▶ Requirements
Copy out, unchanged, the entries below from the "Transcribe the text in this document." line to the final line. Omit pictures.

>> start

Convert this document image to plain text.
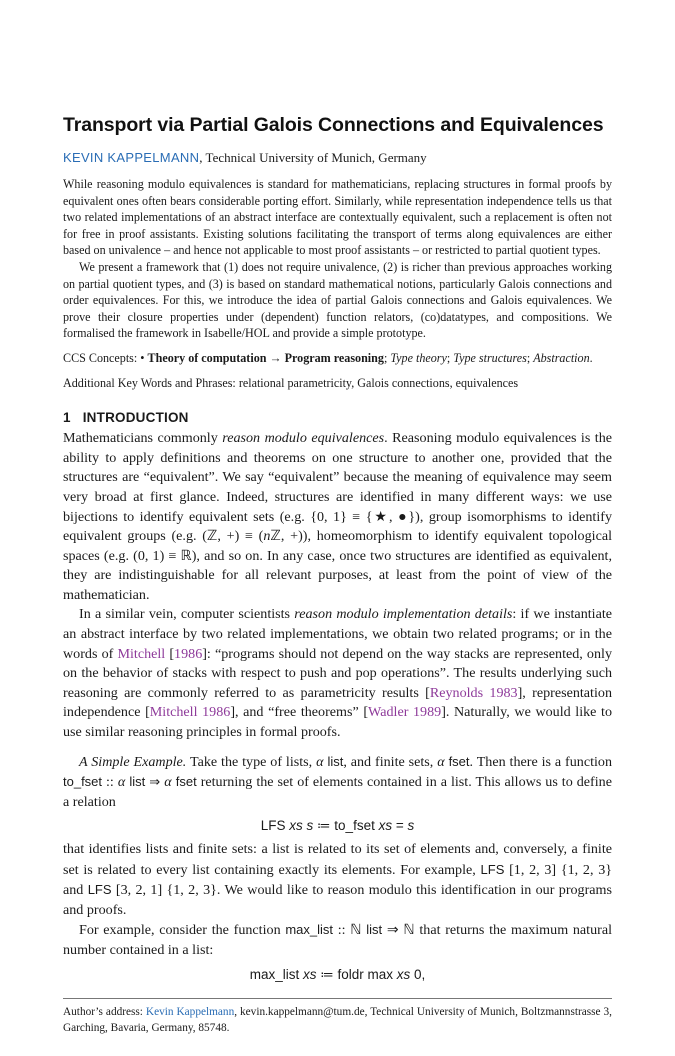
Transport via Partial Galois Connections and Equivalences
KEVIN KAPPELMANN, Technical University of Munich, Germany

While reasoning modulo equivalences is standard for mathematicians, replacing structures in formal proofs by equivalent ones often bears considerable porting effort. Similarly, while representation independence tells us that two related implementations of an abstract interface are contextually equivalent, such a replacement is often not for free in proof assistants. Existing solutions facilitating the transport of terms along equivalences are either based on univalence – and hence not applicable to most proof assistants – or restricted to partial quotient types.

We present a framework that (1) does not require univalence, (2) is richer than previous approaches working on partial quotient types, and (3) is based on standard mathematical notions, particularly Galois connections and order equivalences. For this, we introduce the idea of partial Galois connections and Galois equivalences. We prove their closure properties under (dependent) function relators, (co)datatypes, and compositions. We formalised the framework in Isabelle/HOL and provide a simple prototype.

CCS Concepts: • Theory of computation → Program reasoning; Type theory; Type structures; Abstraction.
Additional Key Words and Phrases: relational parametricity, Galois connections, equivalences
1 INTRODUCTION

Mathematicians commonly reason modulo equivalences. Reasoning modulo equivalences is the ability to apply definitions and theorems on one structure to another one, provided that the structures are “equivalent”. We say “equivalent” because the meaning of equivalence may seem very broad at first glance. Indeed, structures are identified in many different ways: we use bijections to identify equivalent sets (e.g. {0, 1} ≡ {★, ●}), group isomorphisms to identify equivalent groups (e.g. (ℤ, +) ≡ (nℤ, +)), homeomorphism to identify equivalent topological spaces (e.g. (0, 1) ≡ ℝ), and so on. In any case, once two structures are identified as equivalent, they are indistinguishable for all relevant purposes, at least from the point of view of the mathematician.

In a similar vein, computer scientists reason modulo implementation details: if we instantiate an abstract interface by two related implementations, we obtain two related programs; or in the words of Mitchell [1986]: “programs should not depend on the way stacks are represented, only on the behavior of stacks with respect to push and pop operations”. The results underlying such reasoning are commonly referred to as parametricity results [Reynolds 1983], representation independence [Mitchell 1986], and “free theorems” [Wadler 1989]. Naturally, we would like to use similar reasoning principles in formal proofs.

A Simple Example. Take the type of lists, α list, and finite sets, α fset. Then there is a function to_fset :: α list ⇒ α fset returning the set of elements contained in a list. This allows us to define a relation

LFS xs s ≔ to_fset xs = s

that identifies lists and finite sets: a list is related to its set of elements and, conversely, a finite set is related to every list containing exactly its elements. For example, LFS [1, 2, 3] {1, 2, 3} and LFS [3, 2, 1] {1, 2, 3}. We would like to reason modulo this identification in our programs and proofs.

For example, consider the function max_list :: ℕ list ⇒ ℕ that returns the maximum natural number contained in a list:

max_list xs ≔ foldr max xs 0,

Author’s address: Kevin Kappelmann, kevin.kappelmann@tum.de, Technical University of Munich, Boltzmannstrasse 3, Garching, Bavaria, Germany, 85748.
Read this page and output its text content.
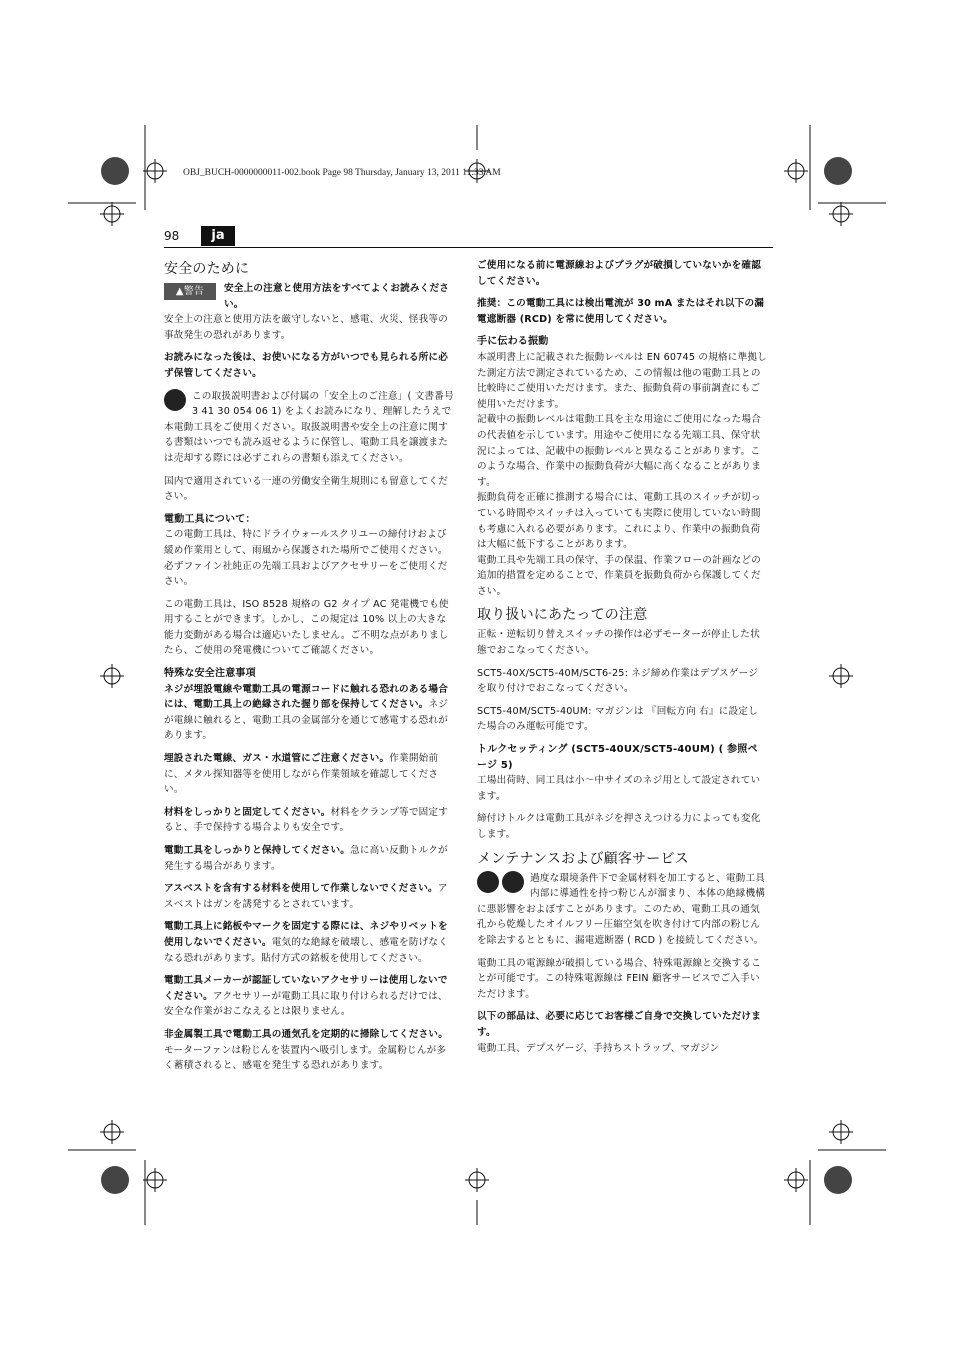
OBJ_BUCH-0000000011-002.book Page 98 Thursday, January 13, 2011 11:33 AM
98	ja
安全のために
▲警告	安全上の注意と使用方法をすべてよくお読みください。

安全上の注意と使用方法を厳守しないと、感電、火災、怪我等の事故発生の恐れがあります。

お読みになった後は、お使いになる方がいつでも見られる所に必ず保管してください。

この取扱説明書および付属の「安全上のご注意」( 文書番号 3 41 30 054 06 1) をよくお読みになり、理解したうえで本電動工具をご使用ください。取扱説明書や安全上の注意に関する書類はいつでも読み返せるように保管し、電動工具を譲渡または売却する際には必ずこれらの書類も添えてください。

国内で適用されている一連の労働安全衛生規則にも留意してください。

電動工具について：

この電動工具は、特にドライウォールスクリユーの締付けおよび緩め作業用として、雨風から保護された場所でご使用ください。必ずファイン社純正の先端工具およびアクセサリーをご使用ください。

この電動工具は、ISO 8528 規格の G2 タイプ AC 発電機でも使用することができます。しかし、この規定は 10% 以上の大きな能力変動がある場合は適応いたしません。ご不明な点がありましたら、ご使用の発電機についてご確認ください。

特殊な安全注意事項

ネジが埋設電線や電動工具の電源コードに触れる恐れのある場合には、電動工具上の絶縁された握り部を保持してください。ネジが電線に触れると、電動工具の金属部分を通じて感電する恐れがあります。

埋設された電線、ガス・水道管にご注意ください。作業開始前に、メタル探知器等を使用しながら作業領域を確認してください。

材料をしっかりと固定してください。材料をクランプ等で固定すると、手で保持する場合よりも安全です。

電動工具をしっかりと保持してください。急に高い反動トルクが発生する場合があります。

アスベストを含有する材料を使用して作業しないでください。アスベストはガンを誘発するとされています。

電動工具上に銘板やマークを固定する際には、ネジやリベットを使用しないでください。電気的な絶縁を破壊し、感電を防げなくなる恐れがあります。貼付方式の銘板を使用してください。

電動工具メーカーが認証していないアクセサリーは使用しないでください。アクセサリーが電動工具に取り付けられるだけでは、安全な作業がおこなえるとは限りません。

非金属製工具で電動工具の通気孔を定期的に掃除してください。モーターファンは粉じんを装置内へ吸引します。金属粉じんが多く蓄積されると、感電を発生する恐れがあります。

ご使用になる前に電源線およびプラグが破損していないかを確認してください。

推奨：この電動工具には検出電流が 30 mA またはそれ以下の漏電遮断器 (RCD) を常に使用してください。

手に伝わる振動

本説明書上に記載された振動レベルは EN 60745 の規格に準拠した測定方法で測定されているため、この情報は他の電動工具との比較時にご使用いただけます。また、振動負荷の事前調査にもご使用いただけます。

記載中の振動レベルは電動工具を主な用途にご使用になった場合の代表値を示しています。用途やご使用になる先端工具、保守状況によっては、記載中の振動レベルと異なることがあります。このような場合、作業中の振動負荷が大幅に高くなることがあります。

振動負荷を正確に推測する場合には、電動工具のスイッチが切っている時間やスイッチは入っていても実際に使用していない時間も考慮に入れる必要があります。これにより、作業中の振動負荷は大幅に低下することがあります。

電動工具や先端工具の保守、手の保温、作業フローの計画などの追加的措置を定めることで、作業員を振動負荷から保護してください。

取り扱いにあたっての注意

正転・逆転切り替えスイッチの操作は必ずモーターが停止した状態でおこなってください。

SCT5-40X/SCT5-40M/SCT6-25: ネジ締め作業はデプスゲージを取り付けでおこなってください。

SCT5-40M/SCT5-40UM: マガジンは 『回転方向 右』に設定した場合のみ運転可能です。

トルクセッティング (SCT5-40UX/SCT5-40UM) ( 参照ページ 5)

工場出荷時、同工具は小～中サイズのネジ用として設定されています。

締付けトルクは電動工具がネジを押さえつける力によっても変化します。

メンテナンスおよび顧客サービス

過度な環境条件下で金属材料を加工すると、電動工具内部に導通性を持つ粉じんが溜まり、本体の絶縁機構に悪影響をおよぼすことがあります。このため、電動工具の通気孔から乾燥したオイルフリー圧縮空気を吹き付けて内部の粉じんを除去するとともに、漏電遮断器 ( RCD ) を接続してください。

電動工具の電源線が破損している場合、特殊電源線と交換することが可能です。この特殊電源線は FEIN 顧客サービスでご入手いただけます。

以下の部品は、必要に応じてお客様ご自身で交換していただけます。

電動工具、デプスゲージ、手持ちストラップ、マガジン
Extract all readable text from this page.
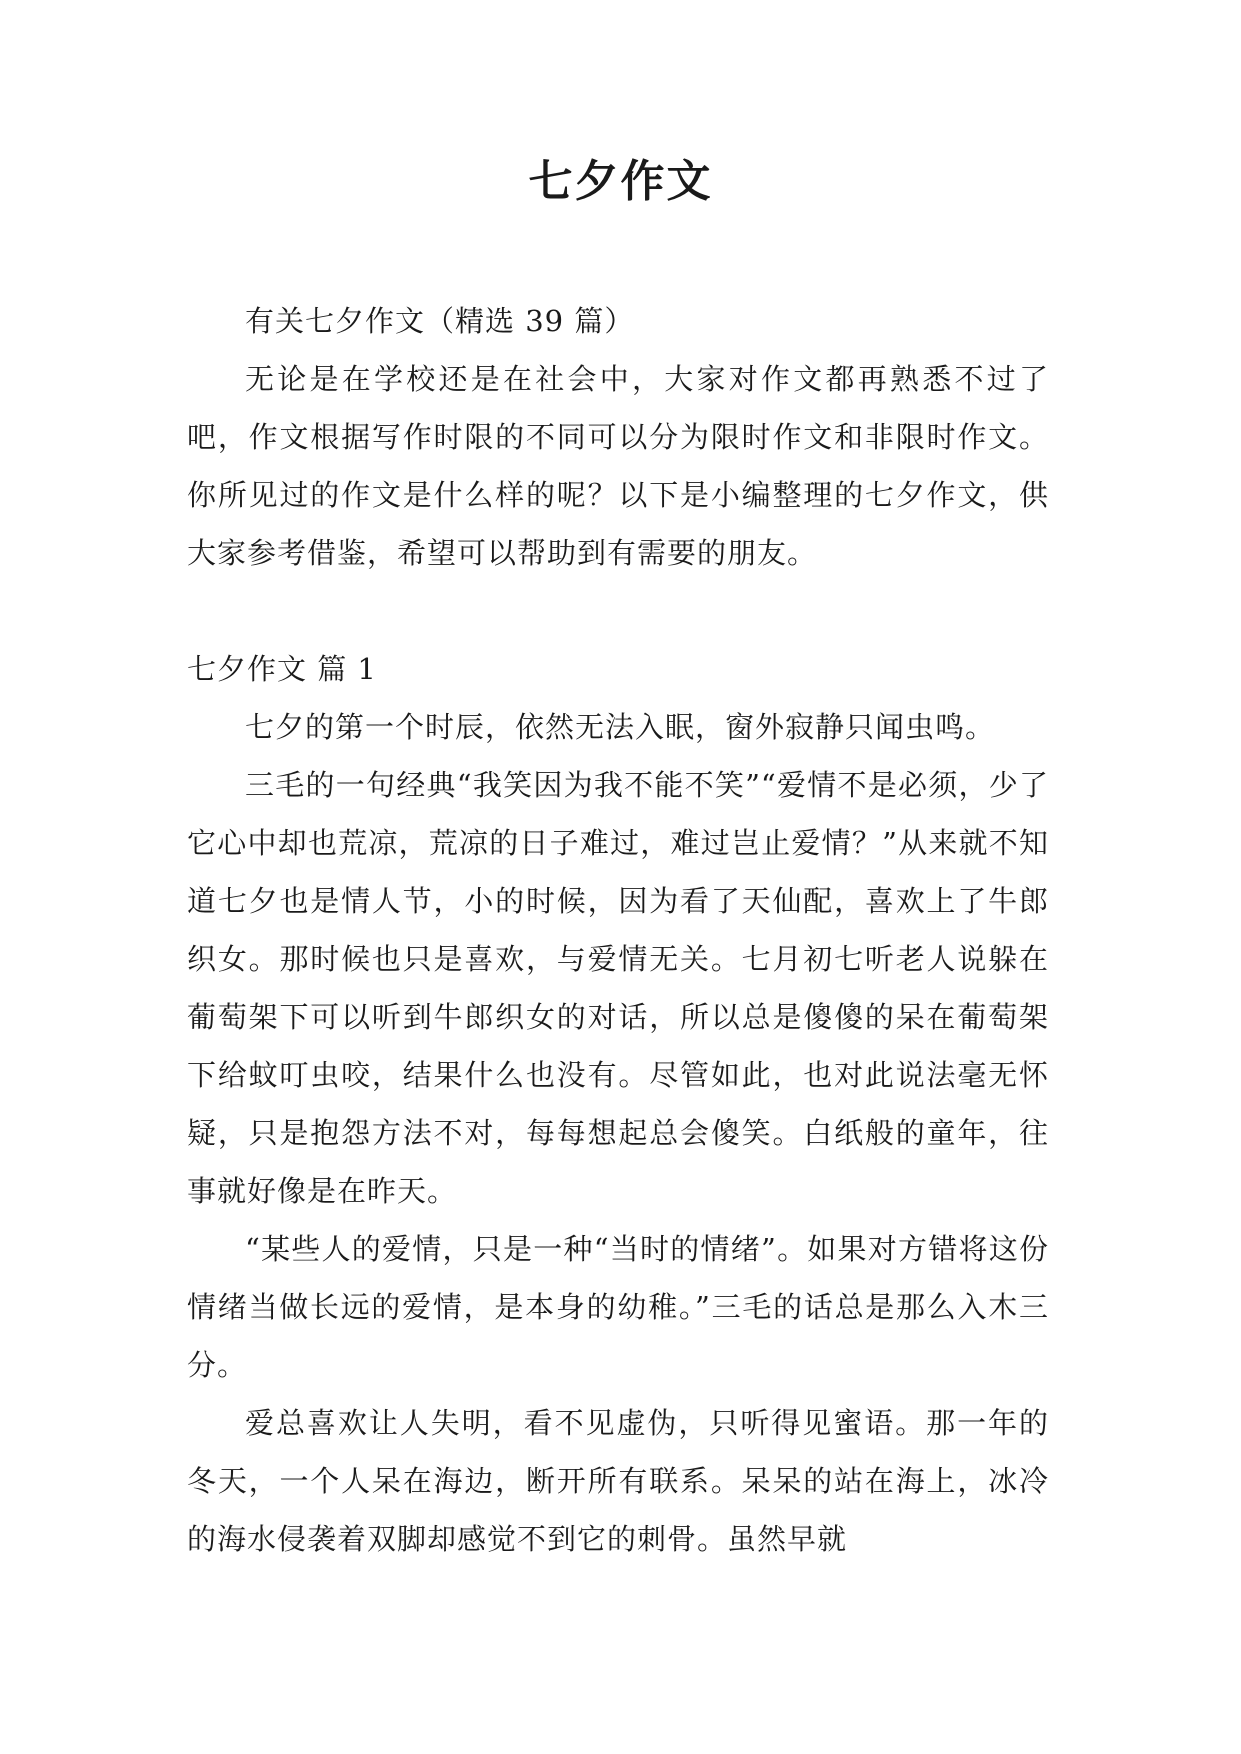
七夕作文

有关七夕作文（精选 39 篇）

无论是在学校还是在社会中，大家对作文都再熟悉不过了吧，作文根据写作时限的不同可以分为限时作文和非限时作文。你所见过的作文是什么样的呢？以下是小编整理的七夕作文，供大家参考借鉴，希望可以帮助到有需要的朋友。

七夕作文 篇 1

七夕的第一个时辰，依然无法入眠，窗外寂静只闻虫鸣。

三毛的一句经典“我笑因为我不能不笑”“爱情不是必须，少了它心中却也荒凉，荒凉的日子难过，难过岂止爱情？”从来就不知道七夕也是情人节，小的时候，因为看了天仙配，喜欢上了牛郎织女。那时候也只是喜欢，与爱情无关。七月初七听老人说躲在葡萄架下可以听到牛郎织女的对话，所以总是傻傻的呆在葡萄架下给蚊叮虫咬，结果什么也没有。尽管如此，也对此说法毫无怀疑，只是抱怨方法不对，每每想起总会傻笑。白纸般的童年，往事就好像是在昨天。

“某些人的爱情，只是一种“当时的情绪”。如果对方错将这份情绪当做长远的爱情，是本身的幼稚。”三毛的话总是那么入木三分。

爱总喜欢让人失明，看不见虚伪，只听得见蜜语。那一年的冬天，一个人呆在海边，断开所有联系。呆呆的站在海上，冰冷的海水侵袭着双脚却感觉不到它的刺骨。虽然早就
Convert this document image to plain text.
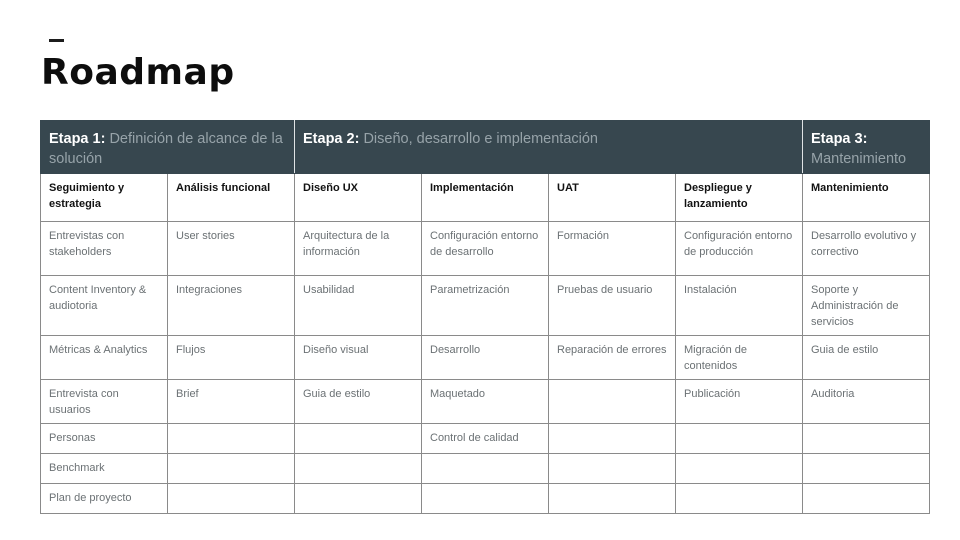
Roadmap
Etapa 1: Definición de alcance de la solución		Etapa 2: Diseño, desarrollo e implementación				Etapa 3: Mantenimiento
Seguimiento y estrategia	Análisis funcional	Diseño UX	Implementación	UAT	Despliegue y lanzamiento	Mantenimiento
Entrevistas con stakeholders	User stories	Arquitectura de la información	Configuración entorno de desarrollo	Formación	Configuración entorno de producción	Desarrollo evolutivo y correctivo
Content Inventory & audiotoria	Integraciones	Usabilidad	Parametrización	Pruebas de usuario	Instalación	Soporte y Administración de servicios
Métricas & Analytics	Flujos	Diseño visual	Desarrollo	Reparación de errores	Migración de contenidos	Guia de estilo
Entrevista con usuarios	Brief	Guia de estilo	Maquetado		Publicación	Auditoria
Personas			Control de calidad			
Benchmark						
Plan de proyecto						
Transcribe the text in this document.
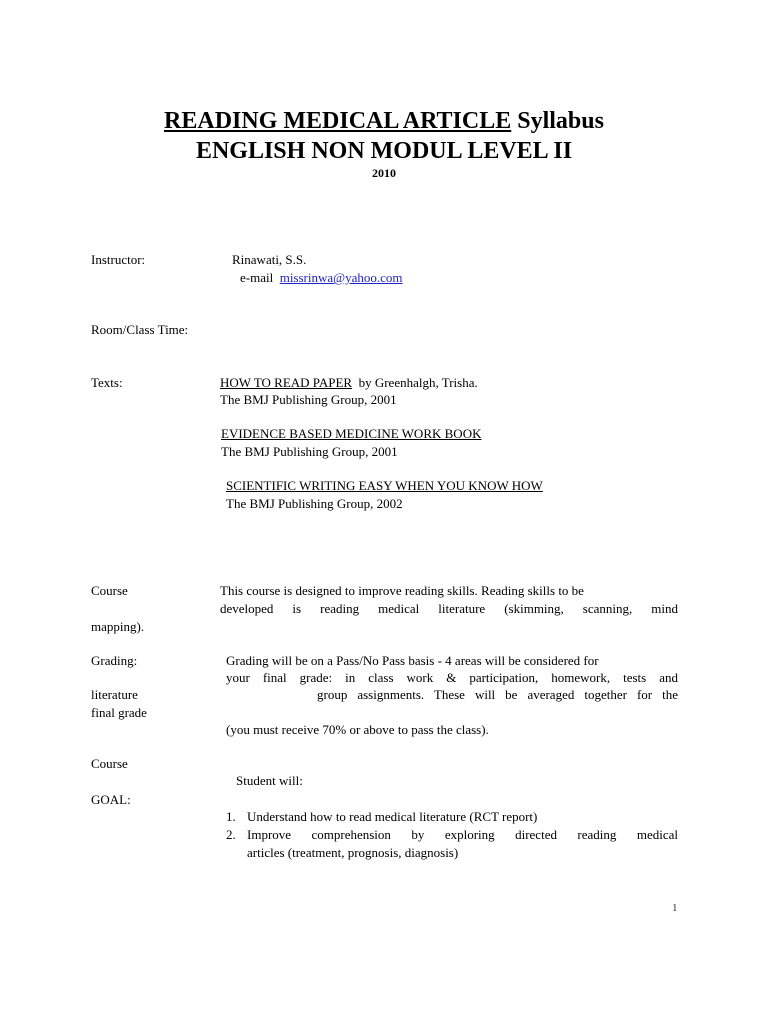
READING MEDICAL ARTICLE Syllabus
ENGLISH NON MODUL LEVEL II
2010
Instructor:	Rinawati, S.S.
e-mail missrinwa@yahoo.com
Room/Class Time:
Texts:	HOW TO READ PAPER by Greenhalgh, Trisha.
The BMJ Publishing Group, 2001
EVIDENCE BASED MEDICINE WORK BOOK
The BMJ Publishing Group, 2001
SCIENTIFIC WRITING EASY WHEN YOU KNOW HOW
The BMJ Publishing Group, 2002
Course	This course is designed to improve reading skills. Reading skills to be
developed is reading medical literature (skimming, scanning, mind
mapping).
Grading:	Grading will be on a Pass/No Pass basis - 4 areas will be considered for
your final grade: in class work & participation, homework, tests and
literature	group assignments. These will be averaged together for the
final grade
(you must receive 70% or above to pass the class).
Course
Student will:
GOAL:
1. Understand how to read medical literature (RCT report)
2. Improve comprehension by exploring directed reading medical
articles (treatment, prognosis, diagnosis)
1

>> end

▶ Written response
Transcribe the text in this document.
READING MEDICAL ARTICLE Syllabus
ENGLISH NON MODUL LEVEL II
2010
Instructor:	Rinawati, S.S.
e-mail missrinwa@yahoo.com
Room/Class Time:
Texts:	HOW TO READ PAPER by Greenhalgh, Trisha.
The BMJ Publishing Group, 2001
EVIDENCE BASED MEDICINE WORK BOOK
The BMJ Publishing Group, 2001
SCIENTIFIC WRITING EASY WHEN YOU KNOW HOW
The BMJ Publishing Group, 2002
Course	This course is designed to improve reading skills. Reading skills to be
developed is reading medical literature (skimming, scanning, mind
mapping).
Grading:	Grading will be on a Pass/No Pass basis - 4 areas will be considered for
your final grade: in class work & participation, homework, tests and
literature	group assignments. These will be averaged together for the
final grade
(you must receive 70% or above to pass the class).
Course
Student will:
GOAL:
1. Understand how to read medical literature (RCT report)
2. Improve comprehension by exploring directed reading medical
articles (treatment, prognosis, diagnosis)
1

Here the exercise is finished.